GIVEN PROBLEM:
Which lines hold the word "JSON"? Copy each one.

STORED DATA:
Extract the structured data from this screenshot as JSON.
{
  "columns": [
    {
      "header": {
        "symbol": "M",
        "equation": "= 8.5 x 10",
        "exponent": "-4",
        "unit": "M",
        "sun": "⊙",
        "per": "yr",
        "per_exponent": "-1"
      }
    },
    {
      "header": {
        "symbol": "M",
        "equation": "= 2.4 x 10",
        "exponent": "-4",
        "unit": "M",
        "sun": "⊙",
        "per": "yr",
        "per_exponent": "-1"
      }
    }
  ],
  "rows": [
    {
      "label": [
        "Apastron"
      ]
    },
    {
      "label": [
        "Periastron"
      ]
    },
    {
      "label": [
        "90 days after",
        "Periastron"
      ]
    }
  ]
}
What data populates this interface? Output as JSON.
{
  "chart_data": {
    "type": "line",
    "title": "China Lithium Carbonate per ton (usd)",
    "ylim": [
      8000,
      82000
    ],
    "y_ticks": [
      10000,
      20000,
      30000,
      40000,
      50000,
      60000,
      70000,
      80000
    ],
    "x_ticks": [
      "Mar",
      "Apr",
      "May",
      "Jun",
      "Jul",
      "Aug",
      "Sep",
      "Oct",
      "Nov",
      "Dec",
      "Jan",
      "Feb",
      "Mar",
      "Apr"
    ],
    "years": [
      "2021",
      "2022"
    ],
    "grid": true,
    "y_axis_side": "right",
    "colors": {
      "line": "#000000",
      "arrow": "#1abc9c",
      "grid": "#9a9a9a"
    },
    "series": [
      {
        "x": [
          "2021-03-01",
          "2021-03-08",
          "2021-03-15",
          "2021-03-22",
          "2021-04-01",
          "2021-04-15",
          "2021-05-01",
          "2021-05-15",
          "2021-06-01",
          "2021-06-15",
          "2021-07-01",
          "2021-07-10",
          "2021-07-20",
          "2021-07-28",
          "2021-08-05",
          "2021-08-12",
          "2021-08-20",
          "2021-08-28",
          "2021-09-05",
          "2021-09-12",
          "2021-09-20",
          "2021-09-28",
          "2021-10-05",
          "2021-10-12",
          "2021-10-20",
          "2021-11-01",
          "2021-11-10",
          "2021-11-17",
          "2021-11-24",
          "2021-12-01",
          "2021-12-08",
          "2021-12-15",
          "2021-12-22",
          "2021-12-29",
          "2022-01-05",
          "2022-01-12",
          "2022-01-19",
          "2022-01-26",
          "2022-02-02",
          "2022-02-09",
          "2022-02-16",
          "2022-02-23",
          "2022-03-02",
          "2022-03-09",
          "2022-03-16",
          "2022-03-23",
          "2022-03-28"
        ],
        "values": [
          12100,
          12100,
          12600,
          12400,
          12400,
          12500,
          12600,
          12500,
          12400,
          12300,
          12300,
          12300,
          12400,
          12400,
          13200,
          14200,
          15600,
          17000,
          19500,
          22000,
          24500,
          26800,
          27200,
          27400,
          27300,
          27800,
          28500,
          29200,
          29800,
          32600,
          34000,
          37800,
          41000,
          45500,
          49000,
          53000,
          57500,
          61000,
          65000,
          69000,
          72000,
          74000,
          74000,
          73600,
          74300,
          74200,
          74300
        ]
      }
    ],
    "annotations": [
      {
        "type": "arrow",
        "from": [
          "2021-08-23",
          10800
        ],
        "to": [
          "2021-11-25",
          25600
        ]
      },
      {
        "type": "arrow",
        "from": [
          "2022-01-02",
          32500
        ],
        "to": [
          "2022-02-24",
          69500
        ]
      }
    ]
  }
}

ANSWER TO THE PROBLEM:
Extract the structured data from this screenshot as JSON.
What data populates this interface? Output as JSON.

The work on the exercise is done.